(Data records)
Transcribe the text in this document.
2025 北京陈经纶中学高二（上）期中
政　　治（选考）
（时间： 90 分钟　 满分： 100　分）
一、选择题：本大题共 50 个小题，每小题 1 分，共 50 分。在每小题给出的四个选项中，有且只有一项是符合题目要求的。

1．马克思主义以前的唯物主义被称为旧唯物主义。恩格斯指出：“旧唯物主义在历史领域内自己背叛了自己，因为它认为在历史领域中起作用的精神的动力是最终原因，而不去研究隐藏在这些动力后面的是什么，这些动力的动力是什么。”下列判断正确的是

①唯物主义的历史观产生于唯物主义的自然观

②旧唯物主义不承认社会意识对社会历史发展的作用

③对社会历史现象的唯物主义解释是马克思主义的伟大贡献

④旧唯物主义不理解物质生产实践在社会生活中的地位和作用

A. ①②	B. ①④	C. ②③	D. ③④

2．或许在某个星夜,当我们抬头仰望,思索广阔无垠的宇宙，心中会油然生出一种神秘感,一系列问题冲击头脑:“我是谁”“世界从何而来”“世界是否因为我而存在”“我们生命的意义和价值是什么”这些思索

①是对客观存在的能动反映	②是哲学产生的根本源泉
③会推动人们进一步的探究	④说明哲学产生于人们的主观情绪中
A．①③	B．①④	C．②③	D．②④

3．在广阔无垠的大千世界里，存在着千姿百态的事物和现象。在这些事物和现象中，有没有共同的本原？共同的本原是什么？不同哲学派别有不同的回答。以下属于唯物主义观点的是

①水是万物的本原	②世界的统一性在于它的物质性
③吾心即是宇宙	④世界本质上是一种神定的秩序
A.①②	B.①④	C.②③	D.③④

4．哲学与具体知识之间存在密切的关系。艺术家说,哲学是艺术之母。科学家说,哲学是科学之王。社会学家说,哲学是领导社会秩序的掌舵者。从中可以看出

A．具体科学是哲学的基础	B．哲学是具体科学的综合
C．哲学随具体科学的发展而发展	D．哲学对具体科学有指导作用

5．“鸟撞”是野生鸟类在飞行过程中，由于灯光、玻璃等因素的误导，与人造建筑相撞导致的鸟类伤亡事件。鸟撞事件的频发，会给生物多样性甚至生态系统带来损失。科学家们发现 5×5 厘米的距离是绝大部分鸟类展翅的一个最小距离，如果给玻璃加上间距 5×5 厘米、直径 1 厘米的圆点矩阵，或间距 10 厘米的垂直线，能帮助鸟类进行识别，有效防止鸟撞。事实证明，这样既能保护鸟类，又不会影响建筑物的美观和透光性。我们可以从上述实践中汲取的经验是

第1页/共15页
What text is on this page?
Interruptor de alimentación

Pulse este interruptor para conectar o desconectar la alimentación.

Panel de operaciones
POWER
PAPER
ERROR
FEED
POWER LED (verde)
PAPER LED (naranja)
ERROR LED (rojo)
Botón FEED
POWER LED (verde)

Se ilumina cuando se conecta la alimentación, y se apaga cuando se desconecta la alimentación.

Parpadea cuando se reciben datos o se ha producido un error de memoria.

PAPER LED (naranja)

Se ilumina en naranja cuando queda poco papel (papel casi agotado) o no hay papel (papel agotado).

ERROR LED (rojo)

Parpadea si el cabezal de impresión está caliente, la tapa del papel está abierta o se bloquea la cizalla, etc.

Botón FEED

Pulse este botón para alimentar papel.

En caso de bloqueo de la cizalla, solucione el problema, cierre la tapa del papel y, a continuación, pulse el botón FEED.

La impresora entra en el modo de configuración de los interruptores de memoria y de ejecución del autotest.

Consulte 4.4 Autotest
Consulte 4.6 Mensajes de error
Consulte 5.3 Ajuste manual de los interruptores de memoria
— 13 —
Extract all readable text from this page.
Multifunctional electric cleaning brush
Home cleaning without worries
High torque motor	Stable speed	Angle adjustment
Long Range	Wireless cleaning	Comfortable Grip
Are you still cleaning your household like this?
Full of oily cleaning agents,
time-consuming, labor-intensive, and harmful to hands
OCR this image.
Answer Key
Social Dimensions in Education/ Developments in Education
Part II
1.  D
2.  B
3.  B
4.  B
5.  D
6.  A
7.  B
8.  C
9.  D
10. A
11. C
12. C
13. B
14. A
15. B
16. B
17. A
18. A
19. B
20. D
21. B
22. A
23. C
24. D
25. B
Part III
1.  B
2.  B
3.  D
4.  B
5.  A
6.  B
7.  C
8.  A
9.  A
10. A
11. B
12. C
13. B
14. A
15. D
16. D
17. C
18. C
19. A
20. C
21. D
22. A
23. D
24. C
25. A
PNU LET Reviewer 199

Work instructions – Scan the data for the word "memoria" and copy every line where it shows up.

Output of the task –
Parpadea cuando se reciben datos o se ha producido un error de memoria.
La impresora entra en el modo de configuración de los interruptores de memoria y de ejecución del autotest.
Consulte 5.3 Ajuste manual de los interruptores de memoria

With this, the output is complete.